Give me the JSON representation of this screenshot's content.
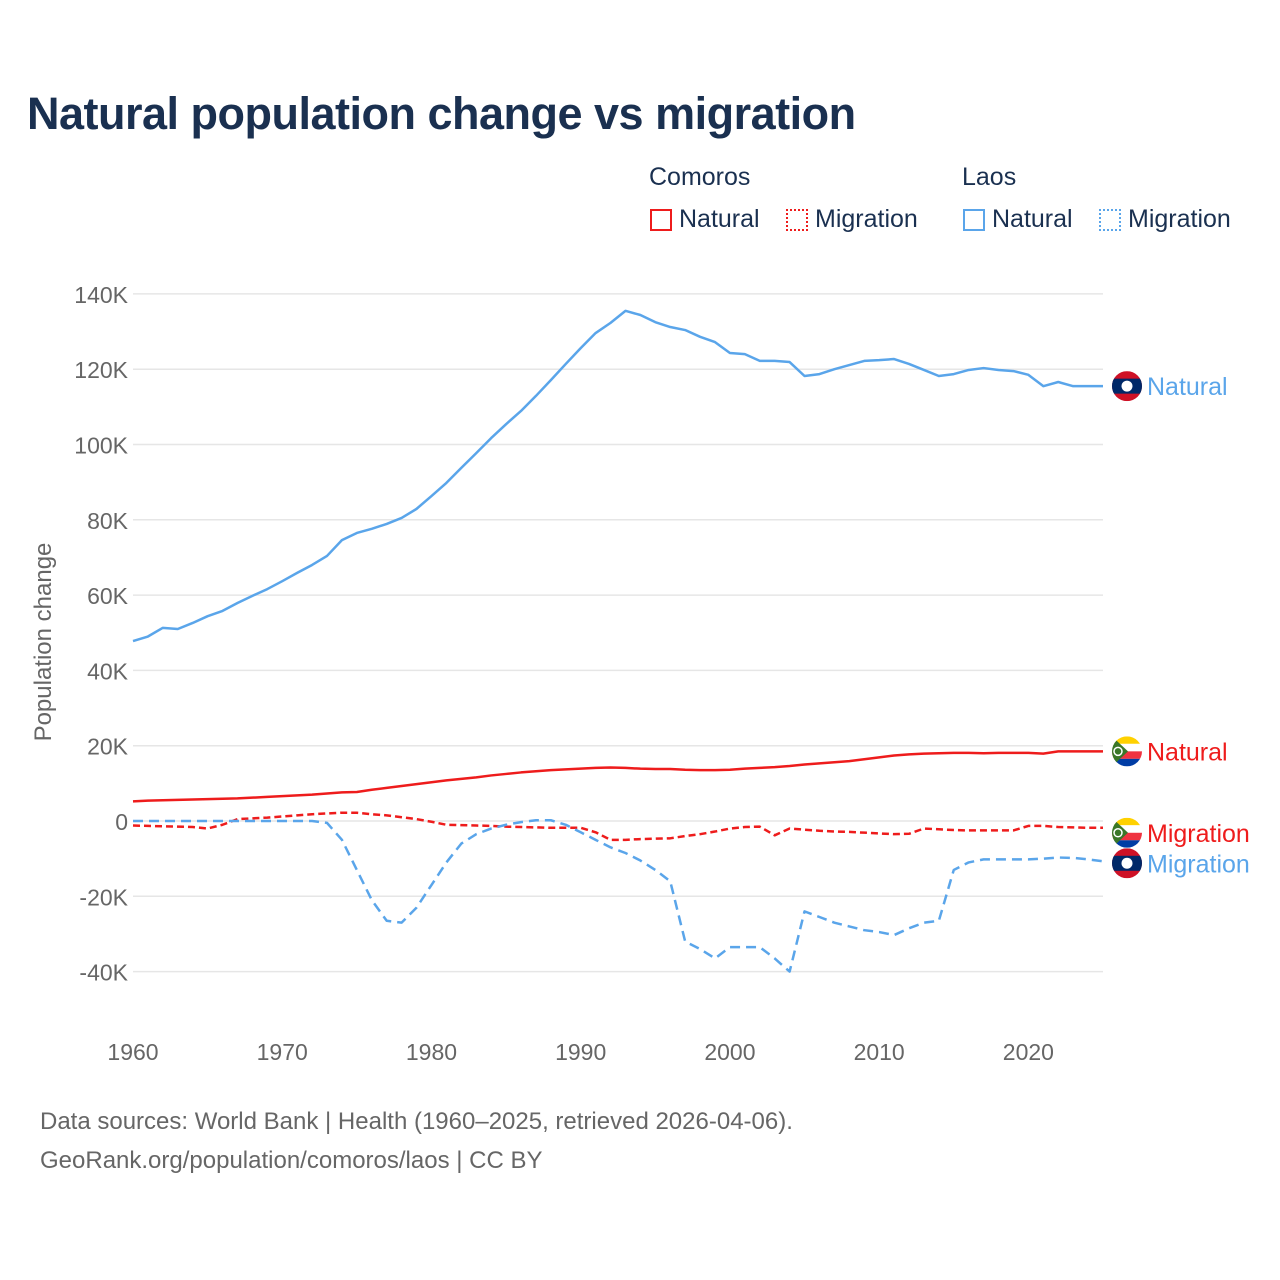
{
  "chart_data": {
    "type": "line",
    "title": "Natural population change vs migration",
    "xlabel": "",
    "ylabel": "Population change",
    "xlim": [
      1960,
      2025
    ],
    "ylim": [
      -50000,
      140000
    ],
    "grid": true,
    "x_ticks": [
      1960,
      1970,
      1980,
      1990,
      2000,
      2010,
      2020
    ],
    "x_tick_labels": [
      "1960",
      "1970",
      "1980",
      "1990",
      "2000",
      "2010",
      "2020"
    ],
    "y_ticks": [
      -40000,
      -20000,
      0,
      20000,
      40000,
      60000,
      80000,
      100000,
      120000,
      140000
    ],
    "y_tick_labels": [
      "-40K",
      "-20K",
      "0",
      "20K",
      "40K",
      "60K",
      "80K",
      "100K",
      "120K",
      "140K"
    ],
    "legend": {
      "placement": "top-right",
      "groups": [
        {
          "label": "Comoros",
          "items": [
            "Natural",
            "Migration"
          ]
        },
        {
          "label": "Laos",
          "items": [
            "Natural",
            "Migration"
          ]
        }
      ]
    },
    "x": [
      1960,
      1961,
      1962,
      1963,
      1964,
      1965,
      1966,
      1967,
      1968,
      1969,
      1970,
      1971,
      1972,
      1973,
      1974,
      1975,
      1976,
      1977,
      1978,
      1979,
      1980,
      1981,
      1982,
      1983,
      1984,
      1985,
      1986,
      1987,
      1988,
      1989,
      1990,
      1991,
      1992,
      1993,
      1994,
      1995,
      1996,
      1997,
      1998,
      1999,
      2000,
      2001,
      2002,
      2003,
      2004,
      2005,
      2006,
      2007,
      2008,
      2009,
      2010,
      2011,
      2012,
      2013,
      2014,
      2015,
      2016,
      2017,
      2018,
      2019,
      2020,
      2021,
      2022,
      2023,
      2024,
      2025
    ],
    "series": [
      {
        "name": "Natural",
        "country": "Comoros",
        "color": "#ee1c1c",
        "dash": "solid",
        "values": [
          5200,
          5400,
          5500,
          5600,
          5700,
          5800,
          5900,
          6000,
          6200,
          6400,
          6600,
          6800,
          7000,
          7300,
          7600,
          7700,
          8300,
          8800,
          9300,
          9800,
          10300,
          10800,
          11200,
          11600,
          12100,
          12500,
          12900,
          13200,
          13500,
          13700,
          13900,
          14100,
          14200,
          14100,
          13900,
          13800,
          13800,
          13600,
          13500,
          13500,
          13600,
          13900,
          14100,
          14300,
          14600,
          15000,
          15300,
          15600,
          15900,
          16400,
          16900,
          17400,
          17700,
          17900,
          18000,
          18100,
          18100,
          18000,
          18100,
          18100,
          18100,
          17900,
          18500,
          18500,
          18500,
          18500
        ]
      },
      {
        "name": "Migration",
        "country": "Comoros",
        "color": "#ee1c1c",
        "dash": "dashed",
        "values": [
          -1200,
          -1300,
          -1400,
          -1500,
          -1600,
          -2000,
          -1000,
          500,
          700,
          900,
          1200,
          1500,
          1800,
          2000,
          2200,
          2200,
          1800,
          1500,
          1000,
          500,
          -200,
          -1000,
          -1100,
          -1200,
          -1300,
          -1500,
          -1600,
          -1700,
          -1800,
          -1800,
          -1800,
          -3000,
          -5000,
          -5000,
          -4800,
          -4700,
          -4600,
          -4000,
          -3500,
          -2800,
          -2000,
          -1600,
          -1500,
          -3800,
          -2000,
          -2300,
          -2600,
          -2800,
          -2900,
          -3100,
          -3300,
          -3500,
          -3400,
          -2000,
          -2200,
          -2400,
          -2500,
          -2500,
          -2500,
          -2500,
          -1300,
          -1300,
          -1600,
          -1700,
          -1800,
          -1800
        ]
      },
      {
        "name": "Natural",
        "country": "Laos",
        "color": "#5aa5ea",
        "dash": "solid",
        "values": [
          47800,
          49000,
          51300,
          51000,
          52600,
          54400,
          55800,
          57900,
          59800,
          61600,
          63700,
          65900,
          68000,
          70400,
          74600,
          76500,
          77600,
          78900,
          80500,
          82900,
          86300,
          89800,
          93800,
          97700,
          101700,
          105400,
          108900,
          112900,
          117100,
          121400,
          125600,
          129600,
          132300,
          135500,
          134400,
          132500,
          131200,
          130400,
          128600,
          127200,
          124300,
          124000,
          122200,
          122200,
          121900,
          118200,
          118700,
          120000,
          121100,
          122200,
          122400,
          122700,
          121400,
          119800,
          118200,
          118700,
          119800,
          120300,
          119800,
          119500,
          118500,
          115500,
          116600,
          115500,
          115500,
          115500
        ]
      },
      {
        "name": "Migration",
        "country": "Laos",
        "color": "#5aa5ea",
        "dash": "dashed",
        "values": [
          0,
          0,
          0,
          0,
          0,
          0,
          0,
          0,
          0,
          0,
          0,
          0,
          0,
          -500,
          -5000,
          -13000,
          -21000,
          -26500,
          -27000,
          -23000,
          -17000,
          -11000,
          -6000,
          -3500,
          -2000,
          -1000,
          -300,
          200,
          200,
          -1000,
          -3000,
          -5000,
          -7000,
          -8500,
          -10500,
          -13000,
          -16000,
          -32000,
          -34000,
          -36500,
          -33500,
          -33500,
          -33500,
          -36500,
          -40000,
          -24000,
          -25500,
          -27000,
          -28000,
          -29000,
          -29500,
          -30300,
          -28500,
          -27000,
          -26500,
          -13000,
          -11000,
          -10200,
          -10200,
          -10200,
          -10200,
          -10000,
          -9700,
          -9800,
          -10200,
          -10700
        ]
      }
    ],
    "end_labels": [
      "Natural",
      "Natural",
      "Migration",
      "Migration"
    ]
  },
  "footer": {
    "line1": "Data sources: World Bank | Health (1960–2025, retrieved 2026-04-06).",
    "line2": "GeoRank.org/population/comoros/laos | CC BY"
  }
}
:::
Every line is to be duplicated exactly, though pictures stay out.

§ The solution
Give me the JSON representation of this screenshot's content.
{
  "chart_data": {
    "type": "line",
    "title": "Natural population change vs migration",
    "xlabel": "",
    "ylabel": "Population change",
    "xlim": [
      1960,
      2025
    ],
    "ylim": [
      -50000,
      140000
    ],
    "grid": true,
    "x_ticks": [
      1960,
      1970,
      1980,
      1990,
      2000,
      2010,
      2020
    ],
    "x_tick_labels": [
      "1960",
      "1970",
      "1980",
      "1990",
      "2000",
      "2010",
      "2020"
    ],
    "y_ticks": [
      -40000,
      -20000,
      0,
      20000,
      40000,
      60000,
      80000,
      100000,
      120000,
      140000
    ],
    "y_tick_labels": [
      "-40K",
      "-20K",
      "0",
      "20K",
      "40K",
      "60K",
      "80K",
      "100K",
      "120K",
      "140K"
    ],
    "legend": {
      "placement": "top-right",
      "groups": [
        {
          "label": "Comoros",
          "items": [
            "Natural",
            "Migration"
          ]
        },
        {
          "label": "Laos",
          "items": [
            "Natural",
            "Migration"
          ]
        }
      ]
    },
    "x": [
      1960,
      1961,
      1962,
      1963,
      1964,
      1965,
      1966,
      1967,
      1968,
      1969,
      1970,
      1971,
      1972,
      1973,
      1974,
      1975,
      1976,
      1977,
      1978,
      1979,
      1980,
      1981,
      1982,
      1983,
      1984,
      1985,
      1986,
      1987,
      1988,
      1989,
      1990,
      1991,
      1992,
      1993,
      1994,
      1995,
      1996,
      1997,
      1998,
      1999,
      2000,
      2001,
      2002,
      2003,
      2004,
      2005,
      2006,
      2007,
      2008,
      2009,
      2010,
      2011,
      2012,
      2013,
      2014,
      2015,
      2016,
      2017,
      2018,
      2019,
      2020,
      2021,
      2022,
      2023,
      2024,
      2025
    ],
    "series": [
      {
        "name": "Natural",
        "country": "Comoros",
        "color": "#ee1c1c",
        "dash": "solid",
        "values": [
          5200,
          5400,
          5500,
          5600,
          5700,
          5800,
          5900,
          6000,
          6200,
          6400,
          6600,
          6800,
          7000,
          7300,
          7600,
          7700,
          8300,
          8800,
          9300,
          9800,
          10300,
          10800,
          11200,
          11600,
          12100,
          12500,
          12900,
          13200,
          13500,
          13700,
          13900,
          14100,
          14200,
          14100,
          13900,
          13800,
          13800,
          13600,
          13500,
          13500,
          13600,
          13900,
          14100,
          14300,
          14600,
          15000,
          15300,
          15600,
          15900,
          16400,
          16900,
          17400,
          17700,
          17900,
          18000,
          18100,
          18100,
          18000,
          18100,
          18100,
          18100,
          17900,
          18500,
          18500,
          18500,
          18500
        ]
      },
      {
        "name": "Migration",
        "country": "Comoros",
        "color": "#ee1c1c",
        "dash": "dashed",
        "values": [
          -1200,
          -1300,
          -1400,
          -1500,
          -1600,
          -2000,
          -1000,
          500,
          700,
          900,
          1200,
          1500,
          1800,
          2000,
          2200,
          2200,
          1800,
          1500,
          1000,
          500,
          -200,
          -1000,
          -1100,
          -1200,
          -1300,
          -1500,
          -1600,
          -1700,
          -1800,
          -1800,
          -1800,
          -3000,
          -5000,
          -5000,
          -4800,
          -4700,
          -4600,
          -4000,
          -3500,
          -2800,
          -2000,
          -1600,
          -1500,
          -3800,
          -2000,
          -2300,
          -2600,
          -2800,
          -2900,
          -3100,
          -3300,
          -3500,
          -3400,
          -2000,
          -2200,
          -2400,
          -2500,
          -2500,
          -2500,
          -2500,
          -1300,
          -1300,
          -1600,
          -1700,
          -1800,
          -1800
        ]
      },
      {
        "name": "Natural",
        "country": "Laos",
        "color": "#5aa5ea",
        "dash": "solid",
        "values": [
          47800,
          49000,
          51300,
          51000,
          52600,
          54400,
          55800,
          57900,
          59800,
          61600,
          63700,
          65900,
          68000,
          70400,
          74600,
          76500,
          77600,
          78900,
          80500,
          82900,
          86300,
          89800,
          93800,
          97700,
          101700,
          105400,
          108900,
          112900,
          117100,
          121400,
          125600,
          129600,
          132300,
          135500,
          134400,
          132500,
          131200,
          130400,
          128600,
          127200,
          124300,
          124000,
          122200,
          122200,
          121900,
          118200,
          118700,
          120000,
          121100,
          122200,
          122400,
          122700,
          121400,
          119800,
          118200,
          118700,
          119800,
          120300,
          119800,
          119500,
          118500,
          115500,
          116600,
          115500,
          115500,
          115500
        ]
      },
      {
        "name": "Migration",
        "country": "Laos",
        "color": "#5aa5ea",
        "dash": "dashed",
        "values": [
          0,
          0,
          0,
          0,
          0,
          0,
          0,
          0,
          0,
          0,
          0,
          0,
          0,
          -500,
          -5000,
          -13000,
          -21000,
          -26500,
          -27000,
          -23000,
          -17000,
          -11000,
          -6000,
          -3500,
          -2000,
          -1000,
          -300,
          200,
          200,
          -1000,
          -3000,
          -5000,
          -7000,
          -8500,
          -10500,
          -13000,
          -16000,
          -32000,
          -34000,
          -36500,
          -33500,
          -33500,
          -33500,
          -36500,
          -40000,
          -24000,
          -25500,
          -27000,
          -28000,
          -29000,
          -29500,
          -30300,
          -28500,
          -27000,
          -26500,
          -13000,
          -11000,
          -10200,
          -10200,
          -10200,
          -10200,
          -10000,
          -9700,
          -9800,
          -10200,
          -10700
        ]
      }
    ],
    "end_labels": [
      "Natural",
      "Natural",
      "Migration",
      "Migration"
    ]
  },
  "footer": {
    "line1": "Data sources: World Bank | Health (1960–2025, retrieved 2026-04-06).",
    "line2": "GeoRank.org/population/comoros/laos | CC BY"
  }
}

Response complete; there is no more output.